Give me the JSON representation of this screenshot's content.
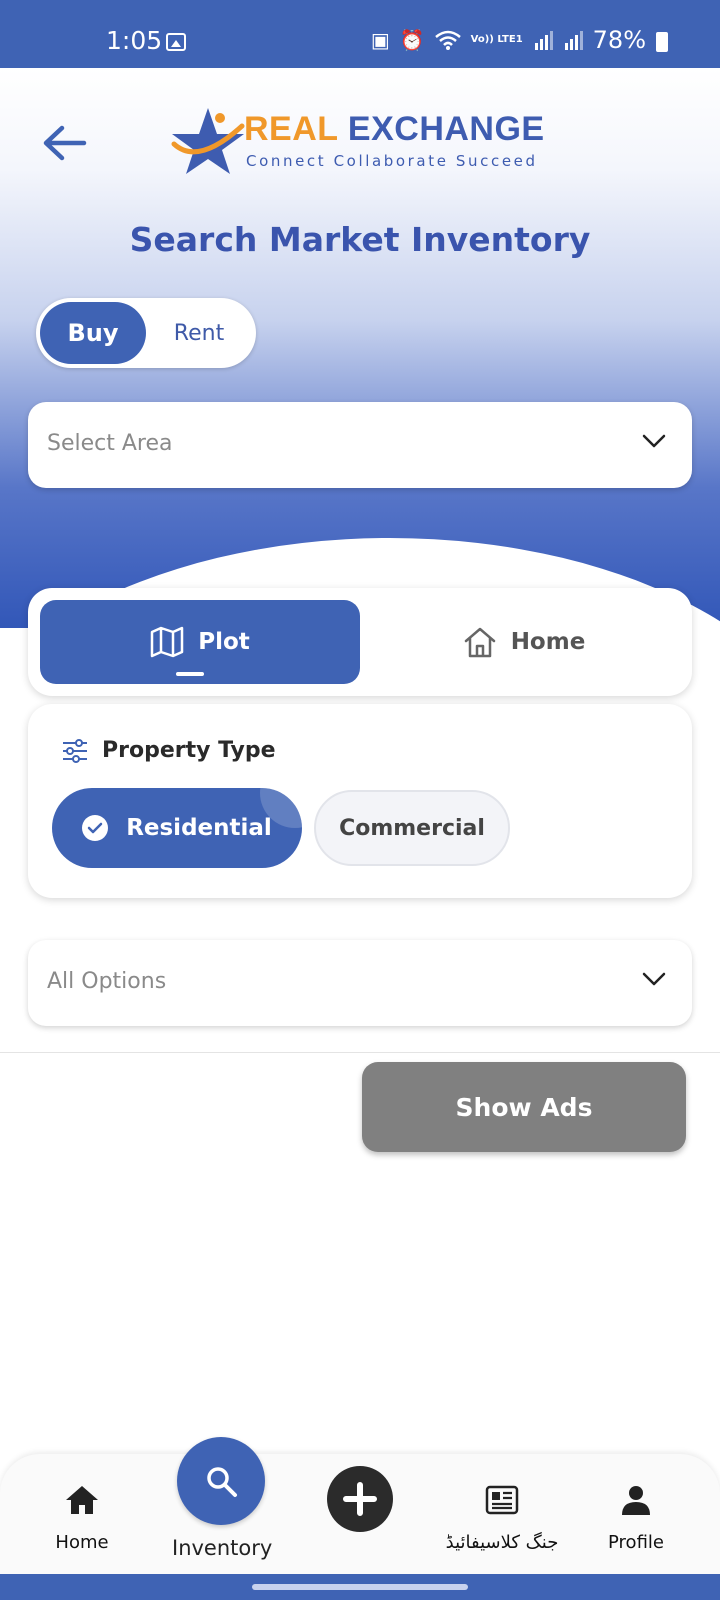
{
  "status_bar": {
    "time": "1:05",
    "lte_label": "Vo)) LTE1",
    "battery": "78%"
  },
  "header": {
    "logo_word1": "REAL",
    "logo_word2": "EXCHANGE",
    "logo_tagline": "Connect Collaborate Succeed",
    "title": "Search Market Inventory"
  },
  "listing_toggle": {
    "options": [
      "Buy",
      "Rent"
    ],
    "selected": "Buy"
  },
  "area_select": {
    "placeholder": "Select Area"
  },
  "category_tabs": {
    "items": [
      "Plot",
      "Home"
    ],
    "selected": "Plot"
  },
  "property_type": {
    "label": "Property Type",
    "options": [
      "Residential",
      "Commercial"
    ],
    "selected": "Residential"
  },
  "options_select": {
    "placeholder": "All Options"
  },
  "show_ads_button": "Show Ads",
  "bottom_nav": {
    "items": [
      "Home",
      "Inventory",
      "",
      "جنگ کلاسیفائیڈ",
      "Profile"
    ],
    "active": "Inventory"
  },
  "colors": {
    "primary": "#3f63b4",
    "accent_orange": "#f0982a",
    "button_disabled": "#808080"
  }
}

» What to produce
Repeat the listing in full and exactly. Do not include any images.

» Reply
Give me the JSON representation of this screenshot's content.
{
  "status_bar": {
    "time": "1:05",
    "lte_label": "Vo)) LTE1",
    "battery": "78%"
  },
  "header": {
    "logo_word1": "REAL",
    "logo_word2": "EXCHANGE",
    "logo_tagline": "Connect Collaborate Succeed",
    "title": "Search Market Inventory"
  },
  "listing_toggle": {
    "options": [
      "Buy",
      "Rent"
    ],
    "selected": "Buy"
  },
  "area_select": {
    "placeholder": "Select Area"
  },
  "category_tabs": {
    "items": [
      "Plot",
      "Home"
    ],
    "selected": "Plot"
  },
  "property_type": {
    "label": "Property Type",
    "options": [
      "Residential",
      "Commercial"
    ],
    "selected": "Residential"
  },
  "options_select": {
    "placeholder": "All Options"
  },
  "show_ads_button": "Show Ads",
  "bottom_nav": {
    "items": [
      "Home",
      "Inventory",
      "",
      "جنگ کلاسیفائیڈ",
      "Profile"
    ],
    "active": "Inventory"
  },
  "colors": {
    "primary": "#3f63b4",
    "accent_orange": "#f0982a",
    "button_disabled": "#808080"
  }
}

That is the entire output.